▶ [Directions]: Reproduce each line bearing the word "value".

▶ [Collected data]:
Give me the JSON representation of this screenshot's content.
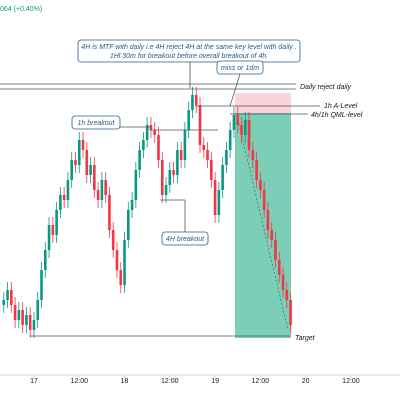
{
  "header": {
    "price_change": "064 (+0.40%)"
  },
  "chart_data": {
    "type": "candlestick",
    "x": [
      -8,
      -7,
      -6,
      -5,
      -4,
      -3,
      -2,
      -1,
      0,
      1,
      2,
      3,
      4,
      5,
      6,
      7,
      8,
      9,
      10,
      11,
      12,
      13,
      14,
      15,
      16,
      17,
      18,
      19,
      20,
      21,
      22,
      23,
      24,
      25,
      26,
      27,
      28,
      29,
      30,
      31,
      32,
      33,
      34,
      35,
      36,
      37,
      38,
      39,
      40,
      41,
      42,
      43,
      44,
      45,
      46,
      47,
      48,
      49,
      50,
      51,
      52,
      53,
      54,
      55,
      56,
      57,
      58,
      59,
      60,
      61,
      62,
      63,
      64,
      65,
      66,
      67,
      68
    ],
    "open": [
      95,
      100,
      110,
      95,
      80,
      90,
      75,
      85,
      70,
      80,
      100,
      130,
      150,
      175,
      165,
      190,
      205,
      200,
      220,
      240,
      235,
      260,
      250,
      225,
      235,
      210,
      200,
      220,
      205,
      170,
      150,
      130,
      115,
      160,
      190,
      200,
      230,
      250,
      260,
      275,
      270,
      265,
      240,
      205,
      215,
      230,
      225,
      250,
      240,
      270,
      290,
      305,
      295,
      255,
      250,
      240,
      220,
      185,
      210,
      235,
      250,
      270,
      285,
      275,
      265,
      280,
      250,
      240,
      220,
      210,
      190,
      170,
      160,
      140,
      125,
      110,
      100
    ],
    "high": [
      108,
      118,
      118,
      103,
      98,
      98,
      93,
      93,
      88,
      108,
      138,
      158,
      183,
      183,
      198,
      213,
      213,
      228,
      248,
      248,
      268,
      268,
      258,
      243,
      243,
      218,
      228,
      228,
      213,
      178,
      158,
      138,
      168,
      198,
      208,
      238,
      258,
      268,
      283,
      283,
      278,
      273,
      248,
      223,
      238,
      238,
      258,
      258,
      278,
      298,
      313,
      313,
      303,
      263,
      258,
      248,
      228,
      218,
      243,
      258,
      278,
      293,
      293,
      283,
      288,
      288,
      258,
      248,
      228,
      218,
      198,
      178,
      168,
      148,
      133,
      118,
      108
    ],
    "low": [
      87,
      92,
      87,
      72,
      72,
      67,
      67,
      62,
      62,
      72,
      92,
      122,
      142,
      157,
      157,
      182,
      192,
      192,
      212,
      227,
      227,
      242,
      217,
      217,
      202,
      192,
      192,
      197,
      162,
      142,
      122,
      107,
      107,
      152,
      182,
      192,
      222,
      242,
      252,
      262,
      257,
      232,
      197,
      197,
      207,
      217,
      217,
      232,
      232,
      262,
      282,
      287,
      247,
      242,
      232,
      212,
      177,
      177,
      202,
      227,
      242,
      262,
      267,
      257,
      257,
      242,
      232,
      212,
      202,
      182,
      162,
      152,
      132,
      117,
      102,
      92,
      67
    ],
    "close": [
      100,
      110,
      95,
      80,
      90,
      75,
      85,
      70,
      80,
      100,
      130,
      150,
      175,
      165,
      190,
      205,
      200,
      220,
      240,
      235,
      260,
      250,
      225,
      235,
      210,
      200,
      220,
      205,
      170,
      150,
      130,
      115,
      160,
      190,
      200,
      230,
      250,
      260,
      275,
      270,
      265,
      240,
      205,
      215,
      230,
      225,
      250,
      240,
      270,
      290,
      305,
      295,
      255,
      250,
      240,
      220,
      185,
      210,
      235,
      250,
      270,
      285,
      275,
      265,
      280,
      250,
      240,
      220,
      210,
      190,
      170,
      160,
      140,
      125,
      110,
      100,
      75
    ],
    "up_color": "#089981",
    "down_color": "#f23645",
    "xlim": [
      -9,
      97
    ],
    "ylim": [
      25,
      400
    ],
    "xticks": [
      {
        "value": 0,
        "label": "17"
      },
      {
        "value": 12,
        "label": "12:00"
      },
      {
        "value": 24,
        "label": "18"
      },
      {
        "value": 36,
        "label": "12:00"
      },
      {
        "value": 48,
        "label": "19"
      },
      {
        "value": 60,
        "label": "12:00"
      },
      {
        "value": 72,
        "label": "20"
      },
      {
        "value": 84,
        "label": "12:00"
      }
    ],
    "annotations": {
      "mtf_note": [
        "4H is MTF with daily i.e 4H reject 4H at the same key level with daily .",
        "1Hl 30m for breakout before overall breakout of 4h."
      ],
      "miss": "miss or 1dm",
      "daily_reject": "Daily reject daily",
      "a_level": "1h A-Level",
      "qml_level": "4h/1h QML-level",
      "breakout_1h": "1h breakout",
      "breakout_4h": "4H breakout",
      "target": "Target"
    }
  }
}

▶ [Exercise answer]:
        "value": 0,
        "value": 12,
        "value": 24,
        "value": 36,
        "value": 48,
        "value": 60,
        "value": 72,
        "value": 84,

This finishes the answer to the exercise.